• **Records provided**:
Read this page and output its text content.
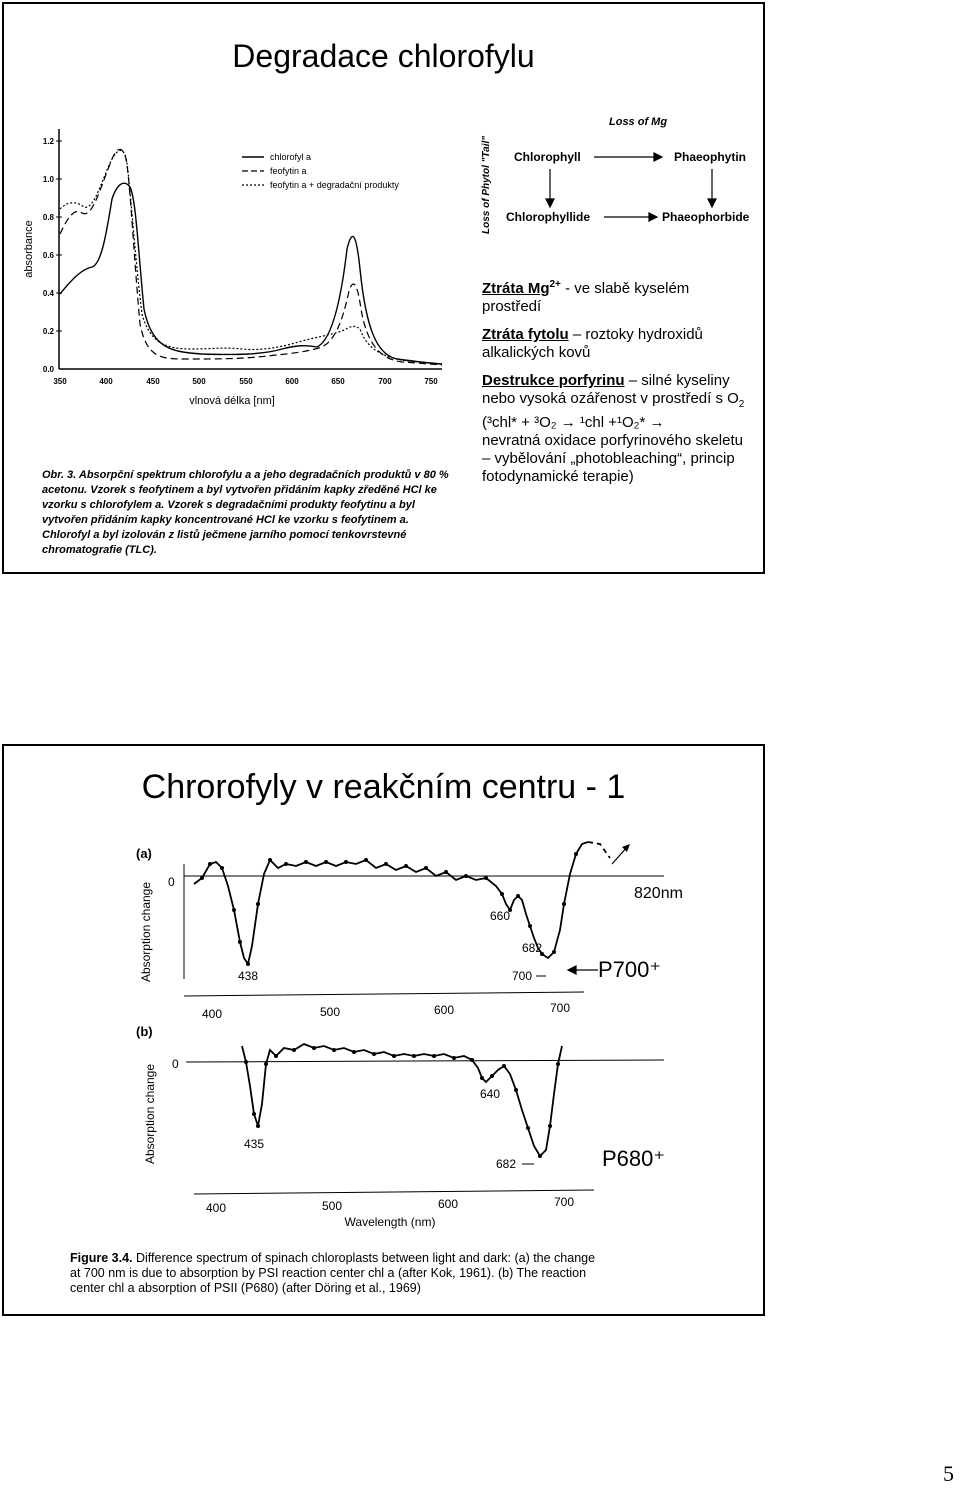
Degradace chlorofylu
absorbance
0.0
0.2
0.4
0.6
0.8
1.0
1.2
350	400	450	500	550	600	650	700	750
vlnová délka [nm]
chlorofyl a
feofytin a
feofytin a + degradační produkty
Obr. 3. Absorpční spektrum chlorofylu a a jeho degradačních produktů v 80 %
acetonu. Vzorek s feofytinem a byl vytvořen přidáním kapky zředěné HCl ke
vzorku s chlorofylem a. Vzorek s degradačními produkty feofytinu a byl
vytvořen přidáním kapky koncentrované HCl ke vzorku s feofytinem a.
Chlorofyl a byl izolován z listů ječmene jarního pomocí tenkovrstevné
chromatografie (TLC).
Loss of Mg
Loss of Phytol "Tail" Chlorophyll	Phaeophytin
Chlorophyllide	Phaeophorbide

Ztráta $Mg^{2+}$ - ve slabě kyselém prostředí

Ztráta fytolu – roztoky hydroxidů alkalických kovů

Destrukce porfyrinu – silné kyseliny nebo vysoká ozářenost v prostředí s $O_2$
(³chl* + ³O₂ → ¹chl +¹O₂* →
nevratná oxidace porfyrinového skeletu – vybělování „photobleaching“, princip fotodynamické terapie)

Chrorofyly v reakčním centru - 1
(a)
Absorption change 0
438
660
682
700
820nm
P700⁺
400	500	600	700
(b)
Absorption change 0
435
640
682	P680⁺
400	500	600	700
Wavelength (nm)
Figure 3.4. Difference spectrum of spinach chloroplasts between light and dark: (a) the change
at 700 nm is due to absorption by PSI reaction center chl a (after Kok, 1961). (b) The reaction
center chl a absorption of PSII (P680) (after Döring et al., 1969)
5
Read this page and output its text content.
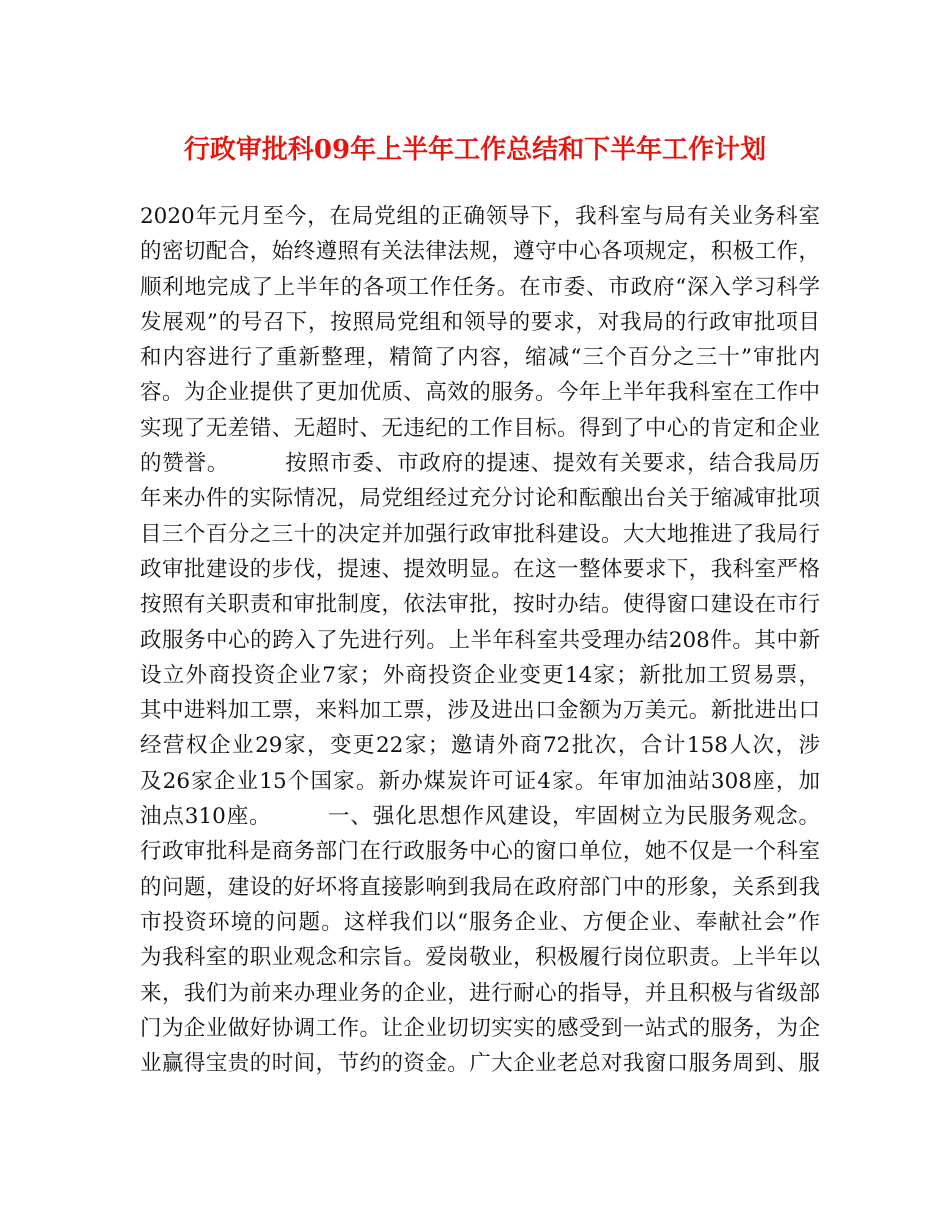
行政审批科09年上半年工作总结和下半年工作计划
2020年元月至今，在局党组的正确领导下，我科室与局有关业务科室
的密切配合，始终遵照有关法律法规，遵守中心各项规定，积极工作，
顺利地完成了上半年的各项工作任务。在市委、市政府“深入学习科学
发展观”的号召下，按照局党组和领导的要求，对我局的行政审批项目
和内容进行了重新整理，精简了内容，缩减“三个百分之三十”审批内
容。为企业提供了更加优质、高效的服务。今年上半年我科室在工作中
实现了无差错、无超时、无违纪的工作目标。得到了中心的肯定和企业
的赞誉。　　　按照市委、市政府的提速、提效有关要求，结合我局历
年来办件的实际情况，局党组经过充分讨论和酝酿出台关于缩减审批项
目三个百分之三十的决定并加强行政审批科建设。大大地推进了我局行
政审批建设的步伐，提速、提效明显。在这一整体要求下，我科室严格
按照有关职责和审批制度，依法审批，按时办结。使得窗口建设在市行
政服务中心的跨入了先进行列。上半年科室共受理办结208件。其中新
设立外商投资企业7家；外商投资企业变更14家；新批加工贸易票，
其中进料加工票，来料加工票，涉及进出口金额为万美元。新批进出口
经营权企业29家，变更22家；邀请外商72批次，合计158人次，涉
及26家企业15个国家。新办煤炭许可证4家。年审加油站308座，加
油点310座。　　　一、强化思想作风建设，牢固树立为民服务观念。
行政审批科是商务部门在行政服务中心的窗口单位，她不仅是一个科室
的问题，建设的好坏将直接影响到我局在政府部门中的形象，关系到我
市投资环境的问题。这样我们以“服务企业、方便企业、奉献社会”作
为我科室的职业观念和宗旨。爱岗敬业，积极履行岗位职责。上半年以
来，我们为前来办理业务的企业，进行耐心的指导，并且积极与省级部
门为企业做好协调工作。让企业切切实实的感受到一站式的服务，为企
业赢得宝贵的时间，节约的资金。广大企业老总对我窗口服务周到、服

• **Instructions to follow**: Pull every line containing "prostředí" out of the records.

• **Exercise response**:
Ztráta $Mg^{2+}$ - ve slabě kyselém prostředí
Destrukce porfyrinu – silné kyseliny nebo vysoká ozářenost v prostředí s $O_2$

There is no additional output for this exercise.